*Objective*: Report how many lines contain "factor". The answer is a single number.

####################

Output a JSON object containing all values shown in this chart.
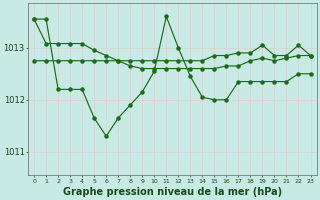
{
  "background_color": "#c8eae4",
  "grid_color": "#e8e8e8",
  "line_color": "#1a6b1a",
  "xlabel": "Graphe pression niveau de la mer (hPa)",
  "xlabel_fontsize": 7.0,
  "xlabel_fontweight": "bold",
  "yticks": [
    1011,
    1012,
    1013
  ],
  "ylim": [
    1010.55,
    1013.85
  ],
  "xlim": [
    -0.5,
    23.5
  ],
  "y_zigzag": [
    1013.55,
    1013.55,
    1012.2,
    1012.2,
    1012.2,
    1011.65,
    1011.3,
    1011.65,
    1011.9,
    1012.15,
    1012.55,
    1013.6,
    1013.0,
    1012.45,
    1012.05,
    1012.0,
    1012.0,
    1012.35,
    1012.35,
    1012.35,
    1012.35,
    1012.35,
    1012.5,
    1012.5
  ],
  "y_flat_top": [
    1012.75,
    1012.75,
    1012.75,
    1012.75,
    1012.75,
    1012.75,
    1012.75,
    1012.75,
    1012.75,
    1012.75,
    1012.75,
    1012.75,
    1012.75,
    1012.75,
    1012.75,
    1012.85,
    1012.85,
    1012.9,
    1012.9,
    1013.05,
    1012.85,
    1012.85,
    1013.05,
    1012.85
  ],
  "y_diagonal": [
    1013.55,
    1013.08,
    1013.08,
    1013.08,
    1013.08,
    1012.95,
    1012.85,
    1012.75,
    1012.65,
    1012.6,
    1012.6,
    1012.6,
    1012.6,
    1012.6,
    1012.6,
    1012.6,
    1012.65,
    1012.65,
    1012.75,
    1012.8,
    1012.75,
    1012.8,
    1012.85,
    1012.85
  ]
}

####################

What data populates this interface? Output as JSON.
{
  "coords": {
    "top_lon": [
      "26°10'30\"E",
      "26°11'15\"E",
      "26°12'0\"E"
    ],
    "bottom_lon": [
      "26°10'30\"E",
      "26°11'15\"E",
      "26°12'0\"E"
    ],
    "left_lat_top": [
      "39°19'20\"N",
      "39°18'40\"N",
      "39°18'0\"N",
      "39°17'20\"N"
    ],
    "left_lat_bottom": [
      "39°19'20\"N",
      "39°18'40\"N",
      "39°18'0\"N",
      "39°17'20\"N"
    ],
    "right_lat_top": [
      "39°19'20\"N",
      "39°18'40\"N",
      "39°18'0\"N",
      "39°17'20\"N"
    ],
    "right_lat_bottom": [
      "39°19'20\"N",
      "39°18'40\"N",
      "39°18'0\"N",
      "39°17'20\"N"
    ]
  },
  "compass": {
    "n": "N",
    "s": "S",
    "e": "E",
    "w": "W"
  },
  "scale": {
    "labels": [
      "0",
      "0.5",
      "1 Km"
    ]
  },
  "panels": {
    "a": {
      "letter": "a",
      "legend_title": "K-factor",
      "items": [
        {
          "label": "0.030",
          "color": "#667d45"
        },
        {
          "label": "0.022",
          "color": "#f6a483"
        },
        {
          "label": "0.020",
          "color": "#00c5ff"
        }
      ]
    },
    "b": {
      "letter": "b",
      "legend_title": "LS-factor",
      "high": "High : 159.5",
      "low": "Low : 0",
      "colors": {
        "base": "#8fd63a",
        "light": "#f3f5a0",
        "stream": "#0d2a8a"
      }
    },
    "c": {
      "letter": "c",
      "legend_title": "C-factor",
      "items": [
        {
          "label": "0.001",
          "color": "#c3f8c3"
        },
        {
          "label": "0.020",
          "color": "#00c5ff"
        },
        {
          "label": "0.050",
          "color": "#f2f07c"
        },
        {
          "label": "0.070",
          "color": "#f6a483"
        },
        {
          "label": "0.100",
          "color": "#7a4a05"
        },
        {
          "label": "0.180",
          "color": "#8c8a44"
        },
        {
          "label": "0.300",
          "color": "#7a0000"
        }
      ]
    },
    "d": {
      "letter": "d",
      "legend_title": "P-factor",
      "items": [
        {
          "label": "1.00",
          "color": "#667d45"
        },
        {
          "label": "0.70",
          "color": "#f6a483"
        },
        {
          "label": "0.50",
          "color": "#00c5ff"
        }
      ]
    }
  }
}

####################

*Worked answer*: 4